>> Begin Records shown

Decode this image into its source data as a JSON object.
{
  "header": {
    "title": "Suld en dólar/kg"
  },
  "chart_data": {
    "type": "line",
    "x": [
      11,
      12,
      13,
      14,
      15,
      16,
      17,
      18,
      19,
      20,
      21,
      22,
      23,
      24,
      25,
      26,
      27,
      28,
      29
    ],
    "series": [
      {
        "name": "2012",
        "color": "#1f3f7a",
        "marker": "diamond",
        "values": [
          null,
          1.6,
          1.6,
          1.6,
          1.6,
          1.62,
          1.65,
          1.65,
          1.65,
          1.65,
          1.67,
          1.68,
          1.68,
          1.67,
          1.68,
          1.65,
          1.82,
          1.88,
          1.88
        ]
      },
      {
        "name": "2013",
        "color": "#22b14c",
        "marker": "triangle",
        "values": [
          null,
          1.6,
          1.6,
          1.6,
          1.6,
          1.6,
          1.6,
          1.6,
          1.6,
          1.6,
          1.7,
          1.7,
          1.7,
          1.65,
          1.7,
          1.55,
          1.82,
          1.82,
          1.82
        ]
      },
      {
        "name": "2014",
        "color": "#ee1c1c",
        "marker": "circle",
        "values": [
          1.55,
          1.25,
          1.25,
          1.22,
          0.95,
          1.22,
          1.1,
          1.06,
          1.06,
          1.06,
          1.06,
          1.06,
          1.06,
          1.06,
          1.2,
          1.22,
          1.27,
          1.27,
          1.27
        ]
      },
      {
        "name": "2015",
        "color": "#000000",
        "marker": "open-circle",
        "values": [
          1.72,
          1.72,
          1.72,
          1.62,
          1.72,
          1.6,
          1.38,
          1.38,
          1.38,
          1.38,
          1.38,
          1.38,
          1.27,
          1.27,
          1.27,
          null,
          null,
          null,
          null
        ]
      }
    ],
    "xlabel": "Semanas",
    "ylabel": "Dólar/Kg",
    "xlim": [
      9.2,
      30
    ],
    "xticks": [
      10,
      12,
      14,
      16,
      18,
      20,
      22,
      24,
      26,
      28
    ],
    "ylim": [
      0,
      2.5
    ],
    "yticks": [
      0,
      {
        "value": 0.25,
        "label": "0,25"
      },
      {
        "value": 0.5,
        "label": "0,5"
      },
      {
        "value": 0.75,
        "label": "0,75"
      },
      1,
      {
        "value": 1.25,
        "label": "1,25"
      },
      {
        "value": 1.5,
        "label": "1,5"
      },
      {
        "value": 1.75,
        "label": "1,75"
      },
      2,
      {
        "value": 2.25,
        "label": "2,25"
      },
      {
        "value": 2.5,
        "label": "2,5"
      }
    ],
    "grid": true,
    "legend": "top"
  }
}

>> End Records shown

== To do ==
Search the preceding listing for "marker" and extract every line where it is found.

== Result of this exercise ==
        "marker": "diamond",
        "marker": "triangle",
        "marker": "circle",
        "marker": "open-circle",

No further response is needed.